Determine the number of lines in these entries that hold the word "JSON". Give the number and nothing more.

======== Task data ========

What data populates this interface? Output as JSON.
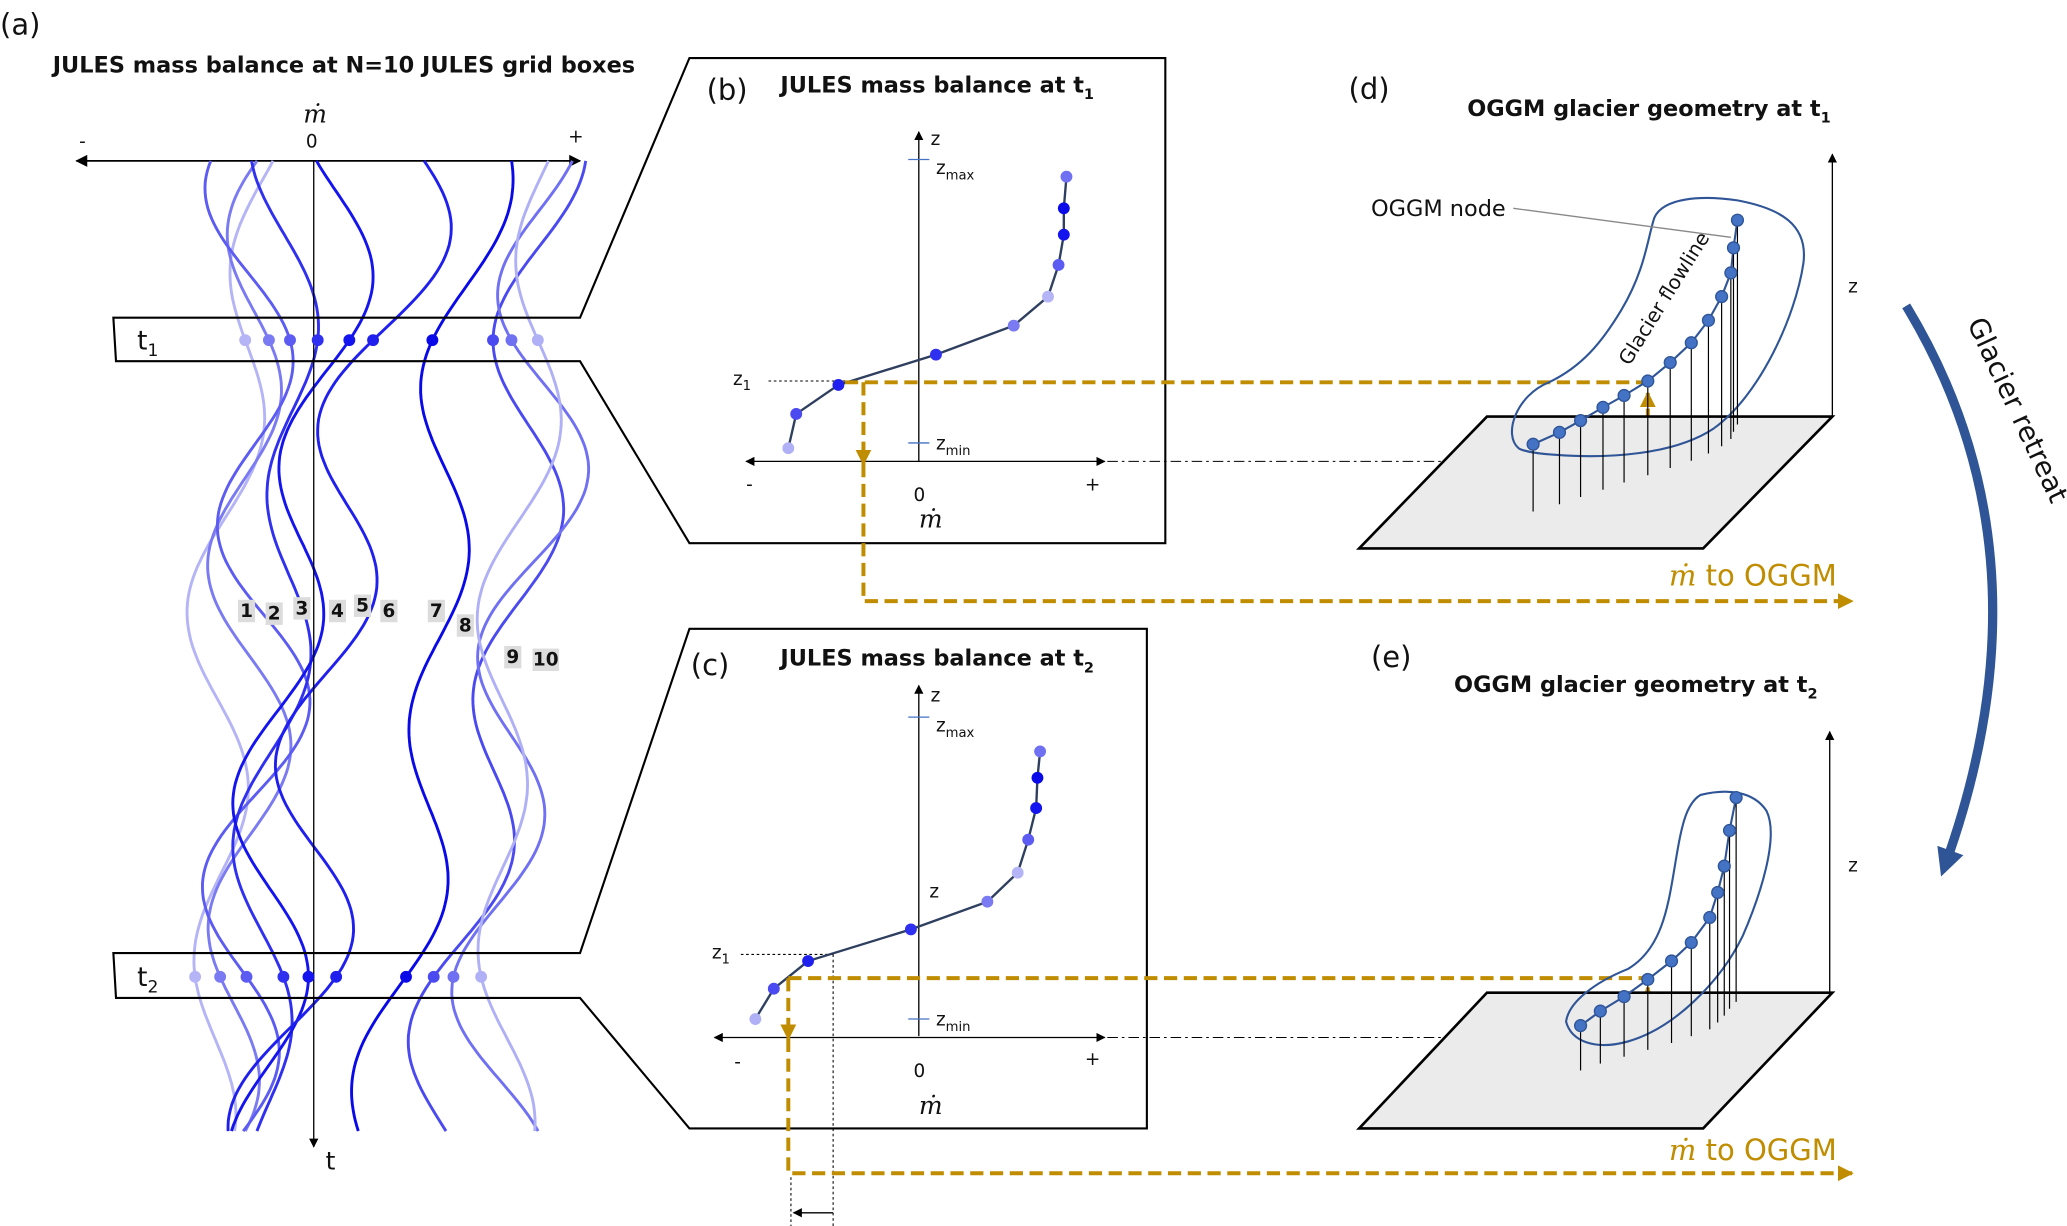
{
  "panel_a": {
    "label": "(a)",
    "title": "JULES mass balance at N=10 JULES grid boxes",
    "axis_symbol": "ṁ",
    "minus": "-",
    "zero": "0",
    "plus": "+",
    "time_label": "t",
    "t1": {
      "base": "t",
      "sub": "1"
    },
    "t2": {
      "base": "t",
      "sub": "2"
    },
    "grid_boxes": [
      "1",
      "2",
      "3",
      "4",
      "5",
      "6",
      "7",
      "8",
      "9",
      "10"
    ],
    "curve_colors": [
      "#b4b4f6",
      "#7a7af2",
      "#5c5cf2",
      "#3030f0",
      "#1414ee",
      "#2020ee",
      "#0a0ae8",
      "#4a4af0",
      "#7070f2",
      "#b0b0f6"
    ]
  },
  "panel_b": {
    "label": "(b)",
    "title": {
      "base": "JULES mass balance at t",
      "sub": "1"
    },
    "z": "z",
    "zmax": {
      "base": "z",
      "sub": "max"
    },
    "zmin": {
      "base": "z",
      "sub": "min"
    },
    "z1": {
      "base": "z",
      "sub": "1"
    },
    "minus": "-",
    "zero": "0",
    "plus": "+",
    "axis_symbol": "ṁ"
  },
  "panel_c": {
    "label": "(c)",
    "title": {
      "base": "JULES mass balance at t",
      "sub": "2"
    },
    "z": "z",
    "z_mid": "z",
    "zmax": {
      "base": "z",
      "sub": "max"
    },
    "zmin": {
      "base": "z",
      "sub": "min"
    },
    "z1": {
      "base": "z",
      "sub": "1"
    },
    "minus": "-",
    "zero": "0",
    "plus": "+",
    "axis_symbol": "ṁ"
  },
  "panel_d": {
    "label": "(d)",
    "title": {
      "base": "OGGM glacier geometry at t",
      "sub": "1"
    },
    "node_label": "OGGM node",
    "flowline_label": "Glacier flowline",
    "z": "z",
    "transfer": {
      "symbol": "ṁ",
      "text": " to OGGM"
    }
  },
  "panel_e": {
    "label": "(e)",
    "title": {
      "base": "OGGM glacier geometry at t",
      "sub": "2"
    },
    "z": "z",
    "transfer": {
      "symbol": "ṁ",
      "text": " to OGGM"
    }
  },
  "retreat_label": "Glacier retreat",
  "colors": {
    "gold": "#c08c00",
    "glacier_blue": "#2f5597",
    "node_fill": "#4472c4",
    "plane": "#ebebeb"
  }
}
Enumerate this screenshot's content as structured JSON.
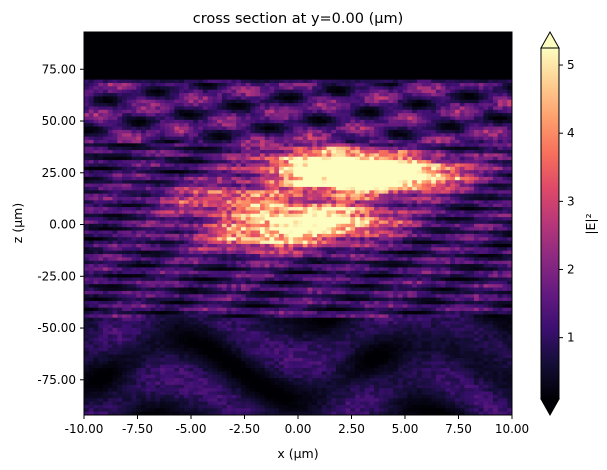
{
  "chart_data": {
    "type": "heatmap",
    "title": "cross section at y=0.00 (μm)",
    "xlabel": "x (μm)",
    "ylabel": "z (μm)",
    "xlim": [
      -10.0,
      10.0
    ],
    "ylim": [
      -92.0,
      93.0
    ],
    "x_ticks": [
      -10.0,
      -7.5,
      -5.0,
      -2.5,
      0.0,
      2.5,
      5.0,
      7.5,
      10.0
    ],
    "x_tick_labels": [
      "-10.00",
      "-7.50",
      "-5.00",
      "-2.50",
      "0.00",
      "2.50",
      "5.00",
      "7.50",
      "10.00"
    ],
    "y_ticks": [
      75.0,
      50.0,
      25.0,
      0.0,
      -25.0,
      -50.0,
      -75.0
    ],
    "y_tick_labels": [
      "75.00",
      "50.00",
      "25.00",
      "0.00",
      "-25.00",
      "-50.00",
      "-75.00"
    ],
    "colorbar": {
      "label": "|E|²",
      "colormap": "magma",
      "range": [
        0.1,
        5.25
      ],
      "extend": "both",
      "ticks": [
        1,
        2,
        3,
        4,
        5
      ],
      "tick_labels": [
        "1",
        "2",
        "3",
        "4",
        "5"
      ],
      "under_color": "#000004",
      "over_color": "#fcfdbf"
    },
    "field_region_zlim": [
      -92.0,
      70.0
    ],
    "hotspots": [
      {
        "x": 1.0,
        "z": 2.0,
        "peak": 5.2
      },
      {
        "x": 3.0,
        "z": 22.0,
        "peak": 5.1
      },
      {
        "x": 1.5,
        "z": 30.0,
        "peak": 4.2
      },
      {
        "x": 4.5,
        "z": 25.0,
        "peak": 3.5
      },
      {
        "x": -1.5,
        "z": -6.0,
        "peak": 3.0
      },
      {
        "x": -3.0,
        "z": 12.0,
        "peak": 2.5
      }
    ]
  }
}
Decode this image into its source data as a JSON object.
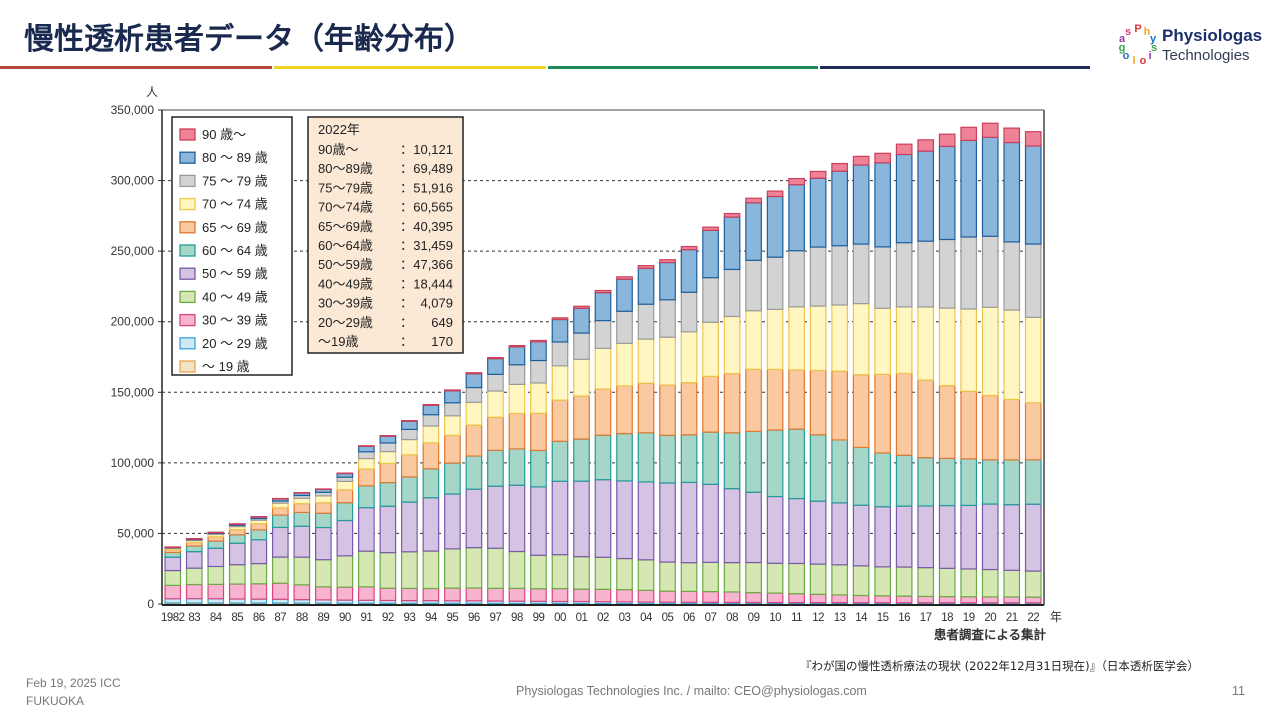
{
  "slide": {
    "title": "慢性透析患者データ（年齢分布）",
    "logo": {
      "name_line1": "Physiologas",
      "name_line2": "Technologies"
    },
    "footer": {
      "date_line1": "Feb 19, 2025 ICC",
      "date_line2": "FUKUOKA",
      "center": "Physiologas Technologies Inc.   /   mailto: CEO@physiologas.com",
      "page_number": "11"
    },
    "source": "『わが国の慢性透析療法の現状 (2022年12月31日現在)』（日本透析医学会）",
    "colors": {
      "rule_red": "#b5473f",
      "rule_yellow": "#f1d423",
      "rule_green": "#1c8a5a",
      "rule_navy": "#1e2a57",
      "title": "#1a2a4f"
    }
  },
  "chart_data": {
    "type": "bar",
    "stacked": true,
    "title": "",
    "ylabel": "人",
    "xlabel": "年",
    "x_note": "患者調査による集計",
    "ylim": [
      0,
      350000
    ],
    "yticks": [
      0,
      50000,
      100000,
      150000,
      200000,
      250000,
      300000,
      350000
    ],
    "ytick_labels": [
      "0",
      "50,000",
      "100,000",
      "150,000",
      "200,000",
      "250,000",
      "300,000",
      "350,000"
    ],
    "grid": "dashed horizontal",
    "legend_position": "top-left",
    "categories": [
      "1982",
      "83",
      "84",
      "85",
      "86",
      "87",
      "88",
      "89",
      "90",
      "91",
      "92",
      "93",
      "94",
      "95",
      "96",
      "97",
      "98",
      "99",
      "00",
      "01",
      "02",
      "03",
      "04",
      "05",
      "06",
      "07",
      "08",
      "09",
      "10",
      "11",
      "12",
      "13",
      "14",
      "15",
      "16",
      "17",
      "18",
      "19",
      "20",
      "21",
      "22"
    ],
    "series": [
      {
        "name": "～ 19 歳",
        "fill": "#f1e3c6",
        "stroke": "#e8a44c",
        "values": [
          700,
          700,
          700,
          650,
          650,
          650,
          600,
          600,
          550,
          550,
          500,
          500,
          500,
          450,
          450,
          400,
          400,
          400,
          350,
          350,
          300,
          300,
          300,
          280,
          260,
          250,
          240,
          230,
          220,
          210,
          200,
          200,
          190,
          190,
          180,
          180,
          180,
          170,
          170,
          170,
          170
        ]
      },
      {
        "name": "20 ～ 29 歳",
        "fill": "#cfe8f5",
        "stroke": "#3aa5d6",
        "values": [
          3000,
          3100,
          3000,
          2900,
          2800,
          2700,
          2500,
          2300,
          2200,
          2100,
          2000,
          1900,
          1900,
          1800,
          1800,
          1700,
          1600,
          1500,
          1400,
          1400,
          1300,
          1200,
          1100,
          1050,
          1000,
          950,
          900,
          850,
          820,
          800,
          780,
          760,
          740,
          720,
          700,
          690,
          680,
          670,
          660,
          655,
          649
        ]
      },
      {
        "name": "30 ～ 39 歳",
        "fill": "#f7b3cf",
        "stroke": "#d9457f",
        "values": [
          9500,
          10000,
          10200,
          10600,
          10900,
          11400,
          10500,
          9300,
          9200,
          9500,
          8700,
          8700,
          8600,
          9000,
          9100,
          9000,
          9100,
          8900,
          9200,
          8800,
          8800,
          8700,
          8300,
          7800,
          7700,
          7600,
          7400,
          7000,
          6700,
          6300,
          5900,
          5500,
          5100,
          4900,
          4700,
          4500,
          4400,
          4300,
          4200,
          4150,
          4079
        ]
      },
      {
        "name": "40 ～ 49 歳",
        "fill": "#d6e7b3",
        "stroke": "#6aab45",
        "values": [
          10500,
          11600,
          12700,
          13700,
          14300,
          18500,
          19600,
          19200,
          22200,
          25300,
          25200,
          25900,
          26500,
          27800,
          28600,
          28400,
          26100,
          23700,
          24000,
          23000,
          22700,
          22000,
          21600,
          20600,
          20300,
          20700,
          20800,
          21300,
          21100,
          21400,
          21400,
          21300,
          21000,
          20500,
          20600,
          20400,
          20000,
          19700,
          19400,
          18900,
          18444
        ]
      },
      {
        "name": "50 ～ 59 歳",
        "fill": "#d5c3e3",
        "stroke": "#7a5aa8",
        "values": [
          9500,
          11700,
          12900,
          15200,
          16900,
          21000,
          21900,
          22800,
          25000,
          30800,
          32900,
          35200,
          37800,
          38900,
          41400,
          44000,
          47000,
          48500,
          52000,
          53500,
          55000,
          55000,
          55200,
          56000,
          56900,
          55300,
          52400,
          49800,
          47300,
          46000,
          44600,
          43900,
          43000,
          42600,
          43200,
          43700,
          44500,
          45000,
          46400,
          46500,
          47366
        ]
      },
      {
        "name": "60 ～ 64 歳",
        "fill": "#a6d6c8",
        "stroke": "#229b9a",
        "values": [
          3300,
          4000,
          5100,
          6000,
          7000,
          8800,
          9800,
          10100,
          12600,
          15500,
          16700,
          17800,
          20500,
          21900,
          23500,
          25400,
          25700,
          25800,
          28300,
          29800,
          31500,
          33500,
          34800,
          33800,
          33700,
          37000,
          39600,
          43100,
          47100,
          49200,
          47000,
          44600,
          40900,
          38100,
          36000,
          34200,
          33400,
          33000,
          31300,
          31700,
          31459
        ]
      },
      {
        "name": "65 ～ 69 歳",
        "fill": "#fbc9a0",
        "stroke": "#e07830",
        "values": [
          1900,
          2500,
          3000,
          3700,
          4300,
          5100,
          6200,
          7500,
          9200,
          11900,
          13600,
          15700,
          18400,
          19600,
          21900,
          23400,
          25100,
          26300,
          29200,
          30500,
          32700,
          33800,
          35100,
          35600,
          37000,
          39500,
          41900,
          44000,
          43000,
          42000,
          45600,
          48700,
          51600,
          55700,
          58000,
          55000,
          51600,
          47900,
          45600,
          42900,
          40395
        ]
      },
      {
        "name": "70 ～ 74 歳",
        "fill": "#fff6c2",
        "stroke": "#eec64a",
        "values": [
          1000,
          1400,
          1700,
          2100,
          2500,
          3300,
          3800,
          4800,
          5900,
          7400,
          8400,
          10800,
          11900,
          13900,
          16100,
          18600,
          20600,
          21500,
          24300,
          26000,
          28800,
          30200,
          31300,
          33900,
          36000,
          38300,
          40500,
          41500,
          42500,
          44600,
          45600,
          46900,
          50300,
          46800,
          47100,
          51800,
          54900,
          58300,
          62500,
          63300,
          60565
        ]
      },
      {
        "name": "75 ～ 79 歳",
        "fill": "#d3d3d3",
        "stroke": "#9a9a9a",
        "values": [
          500,
          600,
          700,
          900,
          1200,
          1500,
          2000,
          2500,
          3000,
          4800,
          6100,
          7200,
          8000,
          9200,
          10500,
          11800,
          13900,
          15900,
          16900,
          18600,
          19700,
          22700,
          24700,
          26500,
          28000,
          31600,
          33300,
          35700,
          37000,
          39800,
          41800,
          42000,
          42200,
          43500,
          45500,
          46600,
          48600,
          51000,
          50300,
          48300,
          51916
        ]
      },
      {
        "name": "80 ～ 89 歳",
        "fill": "#8ab6dc",
        "stroke": "#1f5f9c",
        "values": [
          400,
          600,
          700,
          900,
          1200,
          1600,
          1800,
          2100,
          2600,
          3900,
          4800,
          5800,
          6700,
          8500,
          9800,
          11100,
          12700,
          13200,
          15900,
          17600,
          19800,
          22700,
          25400,
          26400,
          30200,
          33500,
          37100,
          40800,
          43000,
          46800,
          48800,
          52800,
          56000,
          59600,
          62500,
          63800,
          66000,
          68400,
          70100,
          70400,
          69489
        ]
      },
      {
        "name": "90 歳～",
        "fill": "#ef8296",
        "stroke": "#c93f5c",
        "values": [
          100,
          100,
          100,
          150,
          150,
          200,
          250,
          300,
          300,
          350,
          400,
          450,
          500,
          600,
          700,
          800,
          900,
          1000,
          1200,
          1400,
          1500,
          1700,
          1900,
          2000,
          2200,
          2300,
          2500,
          3200,
          3800,
          4300,
          4800,
          5400,
          6100,
          6700,
          7300,
          8000,
          8600,
          9300,
          10000,
          10200,
          10121
        ]
      }
    ],
    "annotation_box": {
      "title": "2022年",
      "rows": [
        {
          "label": "90歳～",
          "value": "10,121"
        },
        {
          "label": "80～89歳",
          "value": "69,489"
        },
        {
          "label": "75～79歳",
          "value": "51,916"
        },
        {
          "label": "70～74歳",
          "value": "60,565"
        },
        {
          "label": "65～69歳",
          "value": "40,395"
        },
        {
          "label": "60～64歳",
          "value": "31,459"
        },
        {
          "label": "50～59歳",
          "value": "47,366"
        },
        {
          "label": "40～49歳",
          "value": "18,444"
        },
        {
          "label": "30～39歳",
          "value": "4,079"
        },
        {
          "label": "20～29歳",
          "value": "649"
        },
        {
          "label": "～19歳",
          "value": "170"
        }
      ]
    }
  }
}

========

### Completed exercise:
3